### GIVEN INSTRUCTION
Begin at the line containing "Read out every word on this page." and copy exactly through the last line of the listing, skipping every picture.

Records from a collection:
——————

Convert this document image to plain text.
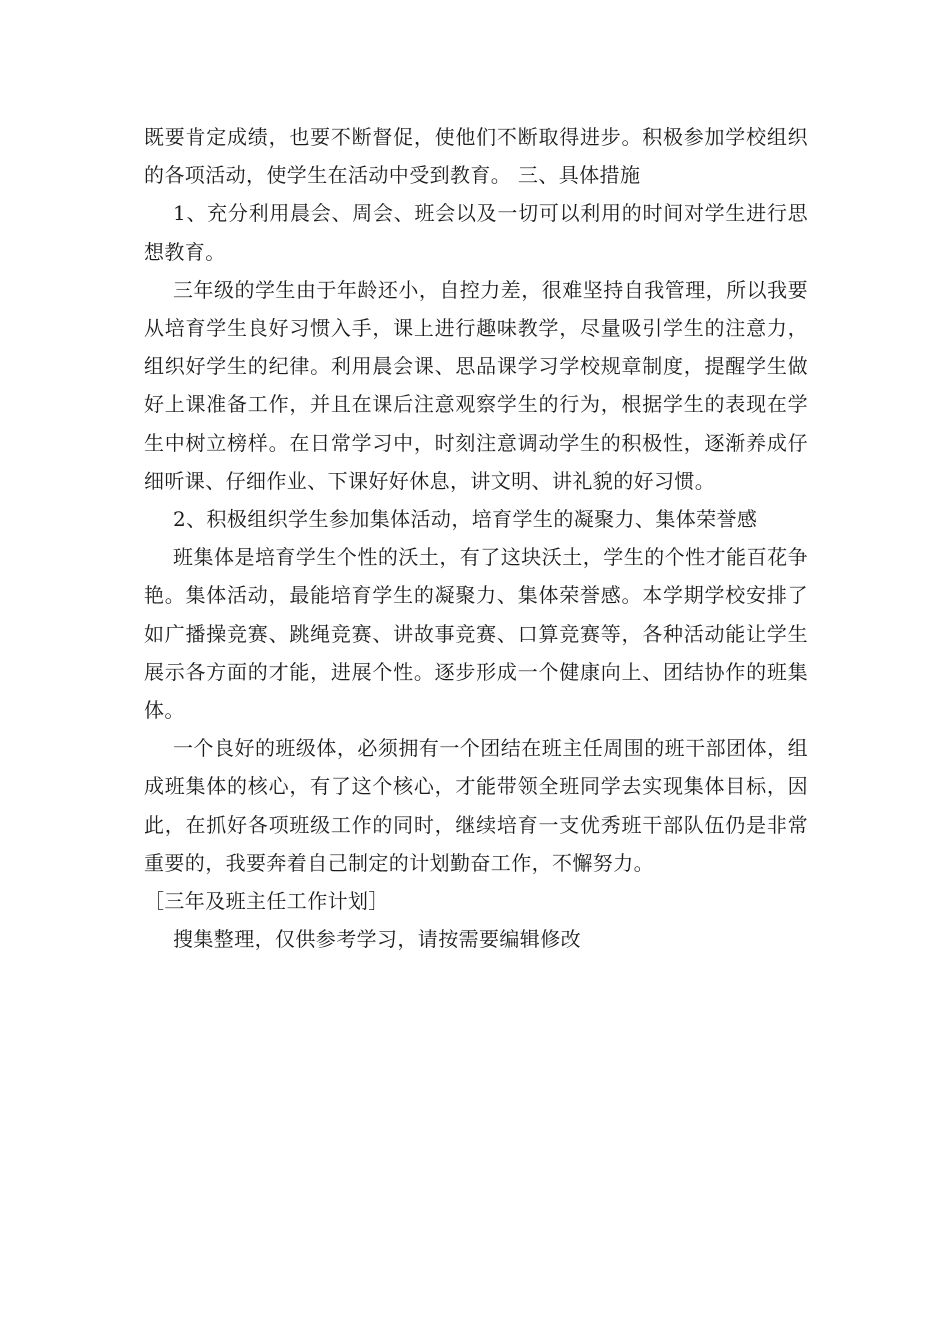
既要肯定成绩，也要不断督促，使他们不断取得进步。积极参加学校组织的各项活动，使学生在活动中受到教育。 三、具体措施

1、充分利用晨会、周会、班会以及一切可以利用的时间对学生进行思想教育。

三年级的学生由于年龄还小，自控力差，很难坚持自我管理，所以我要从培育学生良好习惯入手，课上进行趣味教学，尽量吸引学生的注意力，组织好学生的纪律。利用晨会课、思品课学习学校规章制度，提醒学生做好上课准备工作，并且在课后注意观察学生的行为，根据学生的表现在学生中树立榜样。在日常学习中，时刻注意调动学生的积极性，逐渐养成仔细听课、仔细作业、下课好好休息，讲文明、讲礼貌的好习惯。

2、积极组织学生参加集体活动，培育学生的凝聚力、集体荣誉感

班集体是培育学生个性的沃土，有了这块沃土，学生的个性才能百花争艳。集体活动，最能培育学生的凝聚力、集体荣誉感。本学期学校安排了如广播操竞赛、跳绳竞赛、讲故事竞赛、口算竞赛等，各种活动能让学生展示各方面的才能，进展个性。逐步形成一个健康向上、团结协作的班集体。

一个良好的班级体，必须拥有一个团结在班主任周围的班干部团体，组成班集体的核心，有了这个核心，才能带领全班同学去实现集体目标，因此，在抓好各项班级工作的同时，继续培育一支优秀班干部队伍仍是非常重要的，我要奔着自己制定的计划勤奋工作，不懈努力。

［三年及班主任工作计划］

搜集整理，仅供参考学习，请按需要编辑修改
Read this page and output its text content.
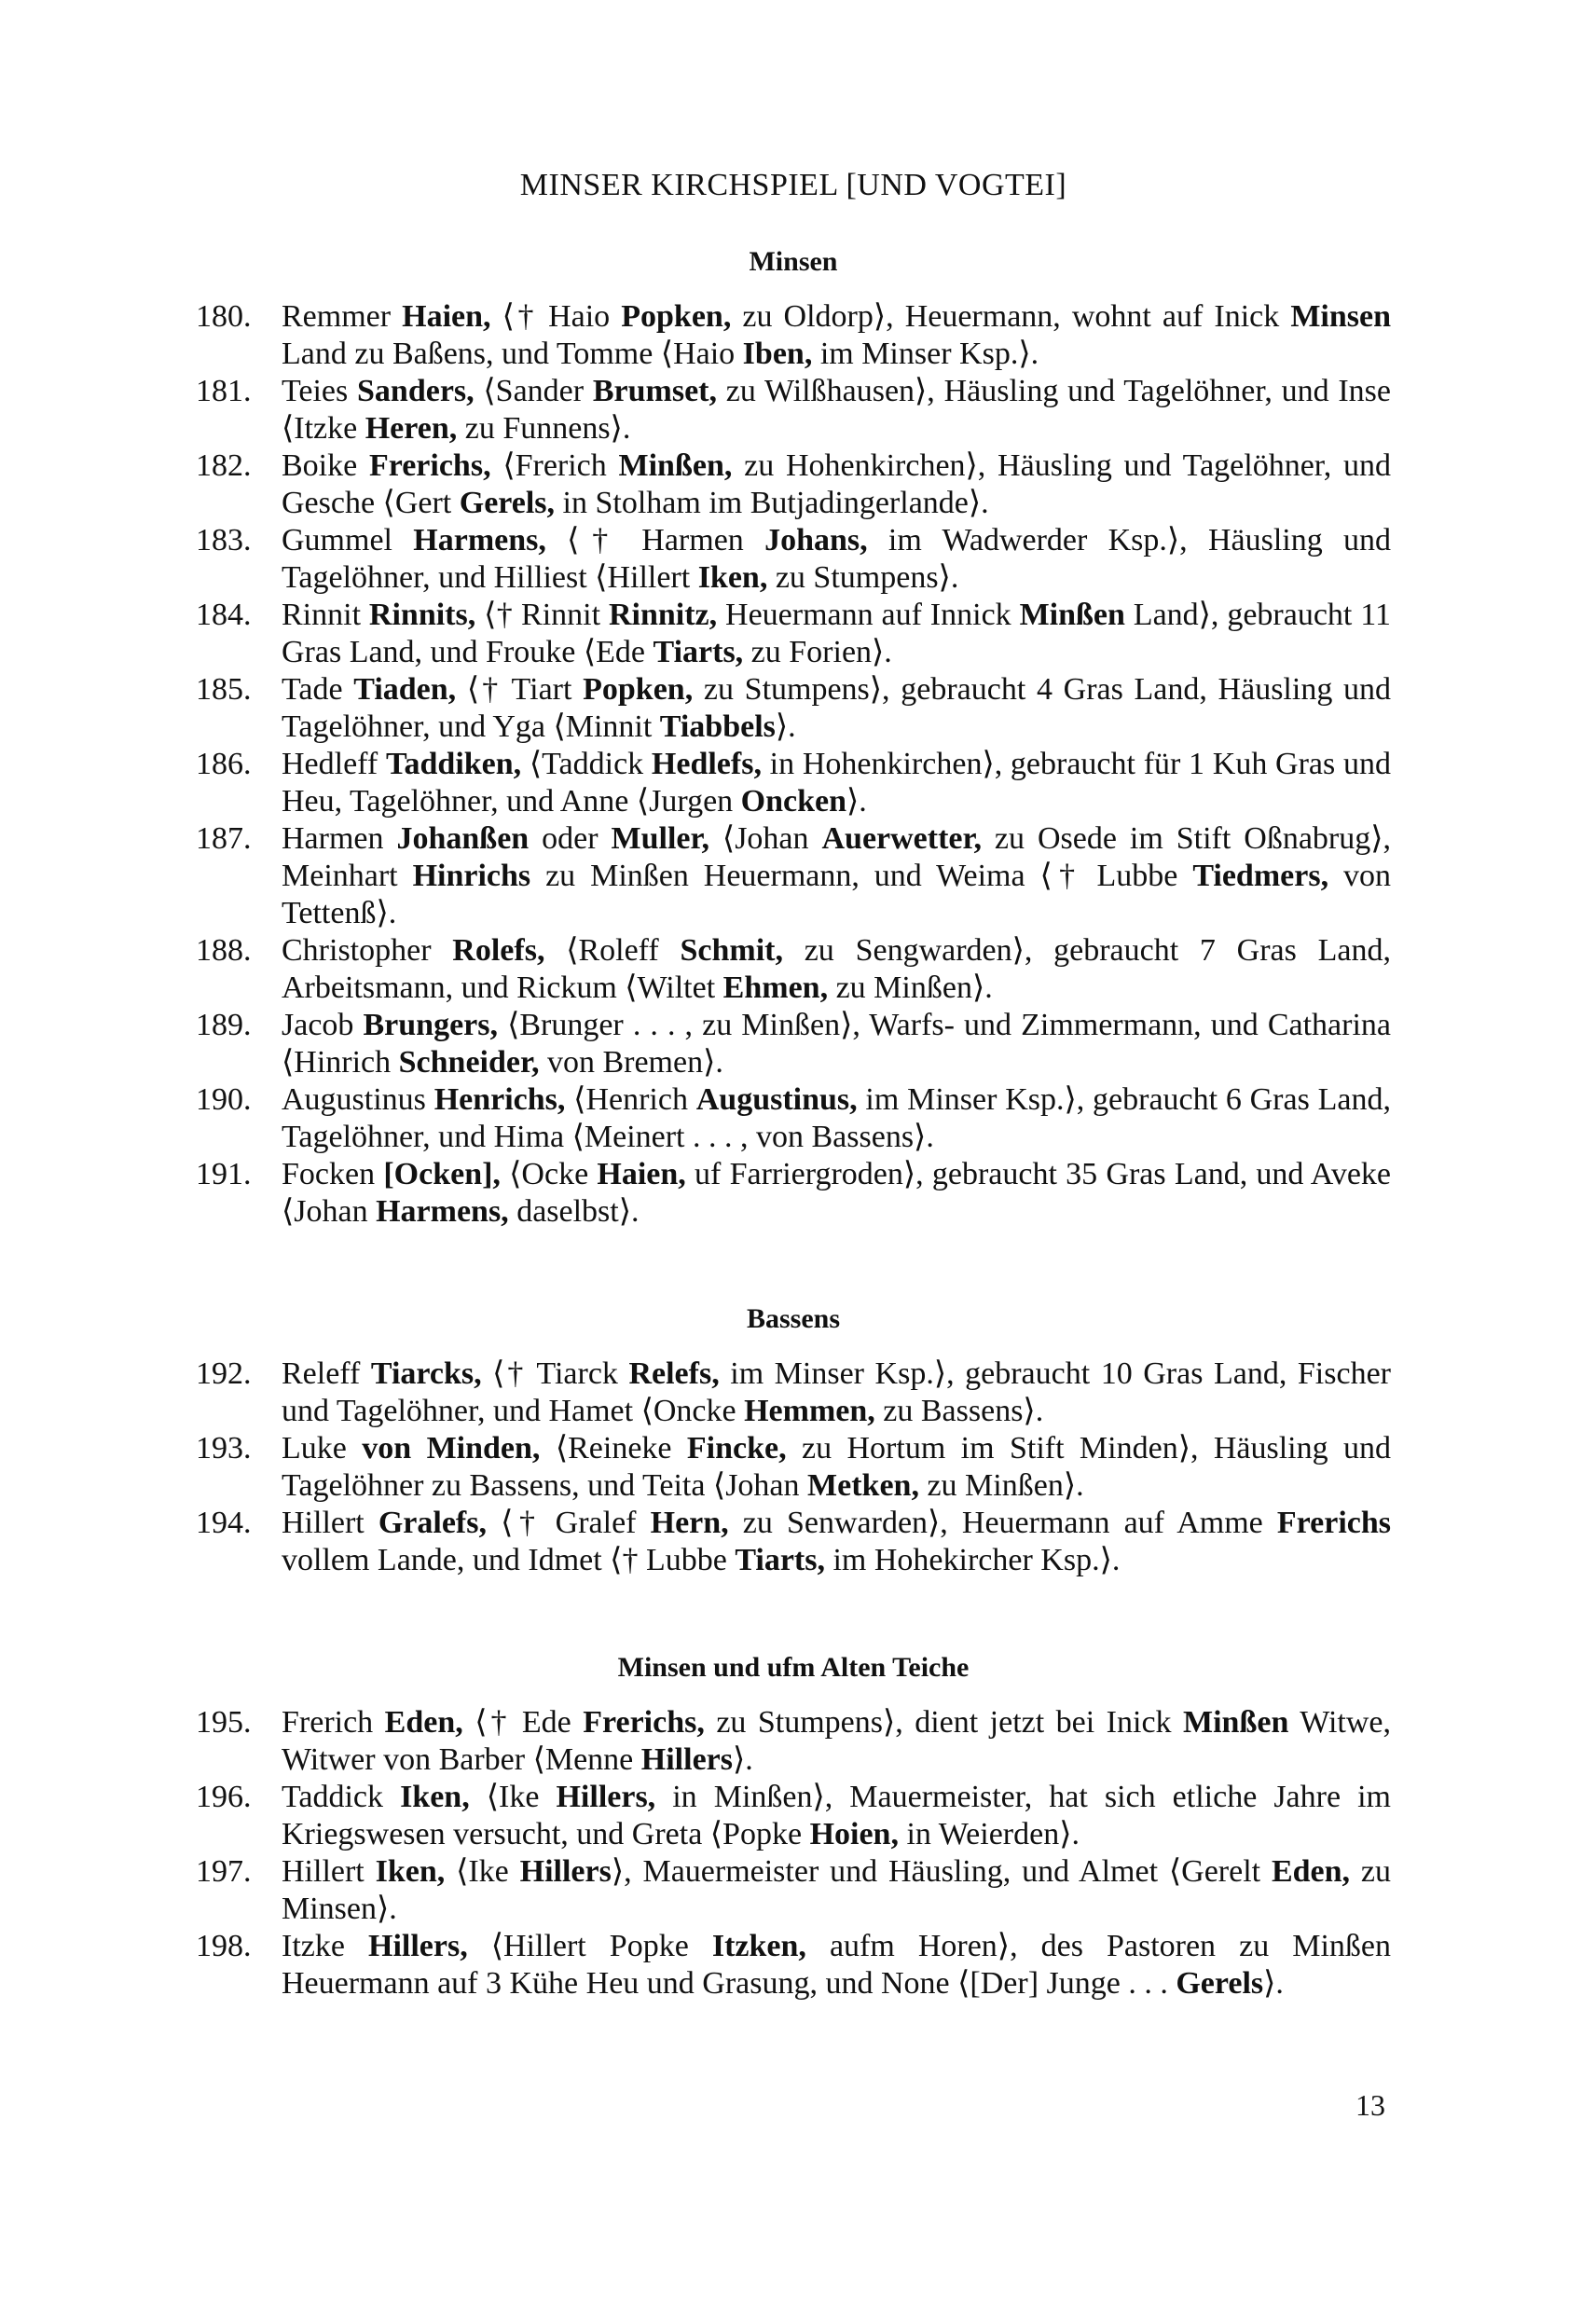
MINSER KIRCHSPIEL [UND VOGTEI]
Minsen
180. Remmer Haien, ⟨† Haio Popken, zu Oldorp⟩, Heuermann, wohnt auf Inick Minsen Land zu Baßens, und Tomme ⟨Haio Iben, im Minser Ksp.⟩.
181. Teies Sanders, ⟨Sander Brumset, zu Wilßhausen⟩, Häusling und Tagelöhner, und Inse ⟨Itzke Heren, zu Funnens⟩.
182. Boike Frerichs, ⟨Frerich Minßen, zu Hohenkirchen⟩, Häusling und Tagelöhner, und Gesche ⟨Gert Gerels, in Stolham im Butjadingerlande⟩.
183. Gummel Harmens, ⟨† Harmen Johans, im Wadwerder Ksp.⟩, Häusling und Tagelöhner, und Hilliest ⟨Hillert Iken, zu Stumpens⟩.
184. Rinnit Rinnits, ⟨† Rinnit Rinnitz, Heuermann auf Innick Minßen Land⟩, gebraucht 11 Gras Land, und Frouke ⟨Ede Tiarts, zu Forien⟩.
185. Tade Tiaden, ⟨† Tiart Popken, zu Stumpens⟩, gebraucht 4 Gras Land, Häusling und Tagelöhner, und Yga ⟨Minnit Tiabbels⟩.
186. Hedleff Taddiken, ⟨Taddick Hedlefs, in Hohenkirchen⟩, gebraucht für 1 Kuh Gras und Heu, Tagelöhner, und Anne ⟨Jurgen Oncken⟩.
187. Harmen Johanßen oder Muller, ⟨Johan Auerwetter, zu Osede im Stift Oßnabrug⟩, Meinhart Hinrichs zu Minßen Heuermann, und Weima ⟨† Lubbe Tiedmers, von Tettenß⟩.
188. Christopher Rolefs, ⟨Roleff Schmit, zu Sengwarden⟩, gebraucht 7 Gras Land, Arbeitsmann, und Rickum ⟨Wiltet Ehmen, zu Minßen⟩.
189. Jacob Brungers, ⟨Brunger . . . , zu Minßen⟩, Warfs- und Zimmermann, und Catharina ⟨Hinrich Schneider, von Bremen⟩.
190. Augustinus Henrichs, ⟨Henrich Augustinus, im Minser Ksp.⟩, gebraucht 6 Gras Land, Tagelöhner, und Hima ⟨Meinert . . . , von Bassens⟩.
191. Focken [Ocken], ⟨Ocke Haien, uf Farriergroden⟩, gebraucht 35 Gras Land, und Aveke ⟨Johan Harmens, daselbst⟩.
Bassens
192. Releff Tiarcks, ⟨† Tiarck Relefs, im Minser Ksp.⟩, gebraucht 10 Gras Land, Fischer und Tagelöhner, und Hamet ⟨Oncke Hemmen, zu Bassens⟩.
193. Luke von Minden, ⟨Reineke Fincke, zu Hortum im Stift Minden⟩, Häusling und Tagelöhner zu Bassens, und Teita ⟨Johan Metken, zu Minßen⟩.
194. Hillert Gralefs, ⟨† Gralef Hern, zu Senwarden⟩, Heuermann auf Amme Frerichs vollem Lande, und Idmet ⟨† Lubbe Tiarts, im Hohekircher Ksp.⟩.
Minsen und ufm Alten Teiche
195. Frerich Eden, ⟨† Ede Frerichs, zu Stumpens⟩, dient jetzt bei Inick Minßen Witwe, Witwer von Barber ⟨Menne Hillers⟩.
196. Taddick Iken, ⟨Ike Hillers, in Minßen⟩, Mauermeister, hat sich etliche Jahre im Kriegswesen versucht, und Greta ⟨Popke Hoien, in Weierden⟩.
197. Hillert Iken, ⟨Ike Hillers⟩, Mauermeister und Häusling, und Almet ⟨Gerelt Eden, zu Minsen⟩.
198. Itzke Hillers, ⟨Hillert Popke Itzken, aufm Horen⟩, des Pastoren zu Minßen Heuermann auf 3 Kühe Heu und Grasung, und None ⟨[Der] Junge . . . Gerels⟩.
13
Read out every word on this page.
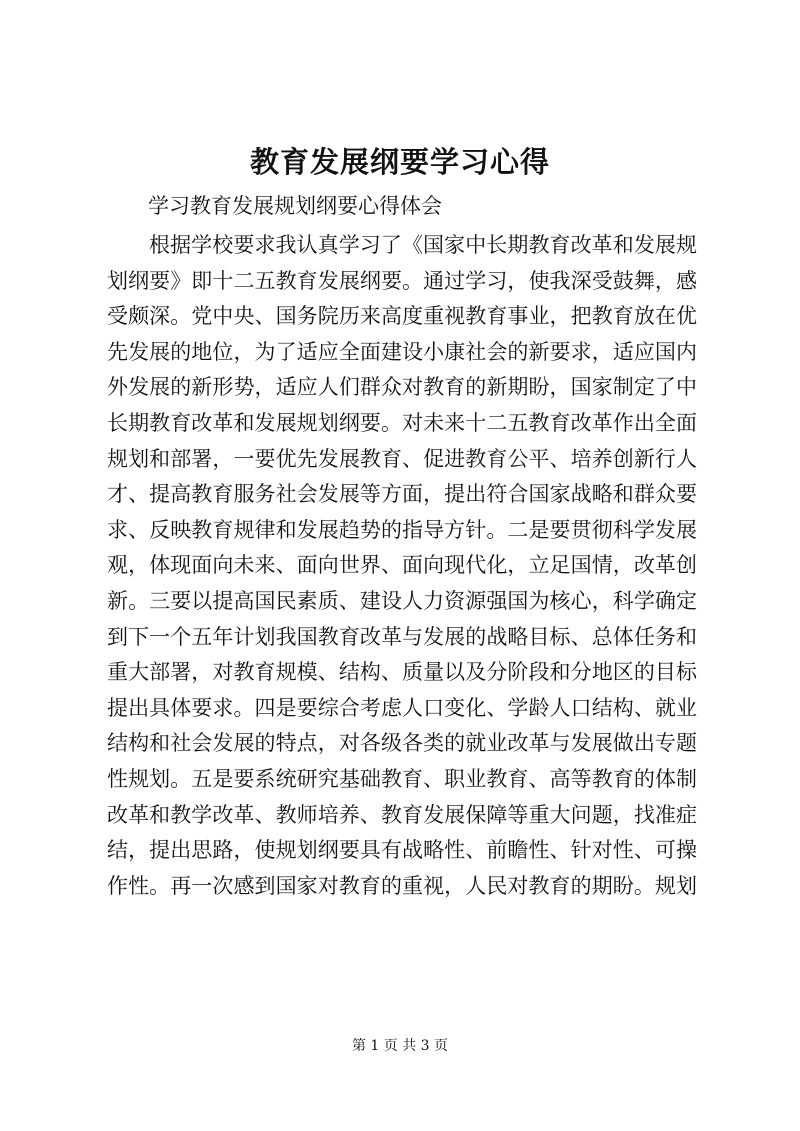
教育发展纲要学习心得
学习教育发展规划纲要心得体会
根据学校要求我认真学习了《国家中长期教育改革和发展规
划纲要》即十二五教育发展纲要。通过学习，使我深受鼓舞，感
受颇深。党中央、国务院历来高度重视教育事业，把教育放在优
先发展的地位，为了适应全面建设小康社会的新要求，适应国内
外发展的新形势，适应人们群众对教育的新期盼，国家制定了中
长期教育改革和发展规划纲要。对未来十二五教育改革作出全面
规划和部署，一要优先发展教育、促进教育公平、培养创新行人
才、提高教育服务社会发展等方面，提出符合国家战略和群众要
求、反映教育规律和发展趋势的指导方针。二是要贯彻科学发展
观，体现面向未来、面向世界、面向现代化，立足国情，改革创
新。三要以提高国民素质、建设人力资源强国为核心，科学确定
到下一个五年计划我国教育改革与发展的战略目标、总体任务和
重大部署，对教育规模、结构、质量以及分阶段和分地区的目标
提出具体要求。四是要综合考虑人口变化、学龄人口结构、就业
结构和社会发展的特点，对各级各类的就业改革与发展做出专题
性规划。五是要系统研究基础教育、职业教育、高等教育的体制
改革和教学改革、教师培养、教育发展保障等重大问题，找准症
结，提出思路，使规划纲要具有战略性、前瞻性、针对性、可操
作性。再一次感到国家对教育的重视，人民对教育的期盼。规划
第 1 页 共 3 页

——————

### FINAL RESULT
Read out every word on this page.
教育发展纲要学习心得
学习教育发展规划纲要心得体会
根据学校要求我认真学习了《国家中长期教育改革和发展规
划纲要》即十二五教育发展纲要。通过学习，使我深受鼓舞，感
受颇深。党中央、国务院历来高度重视教育事业，把教育放在优
先发展的地位，为了适应全面建设小康社会的新要求，适应国内
外发展的新形势，适应人们群众对教育的新期盼，国家制定了中
长期教育改革和发展规划纲要。对未来十二五教育改革作出全面
规划和部署，一要优先发展教育、促进教育公平、培养创新行人
才、提高教育服务社会发展等方面，提出符合国家战略和群众要
求、反映教育规律和发展趋势的指导方针。二是要贯彻科学发展
观，体现面向未来、面向世界、面向现代化，立足国情，改革创
新。三要以提高国民素质、建设人力资源强国为核心，科学确定
到下一个五年计划我国教育改革与发展的战略目标、总体任务和
重大部署，对教育规模、结构、质量以及分阶段和分地区的目标
提出具体要求。四是要综合考虑人口变化、学龄人口结构、就业
结构和社会发展的特点，对各级各类的就业改革与发展做出专题
性规划。五是要系统研究基础教育、职业教育、高等教育的体制
改革和教学改革、教师培养、教育发展保障等重大问题，找准症
结，提出思路，使规划纲要具有战略性、前瞻性、针对性、可操
作性。再一次感到国家对教育的重视，人民对教育的期盼。规划
第 1 页 共 3 页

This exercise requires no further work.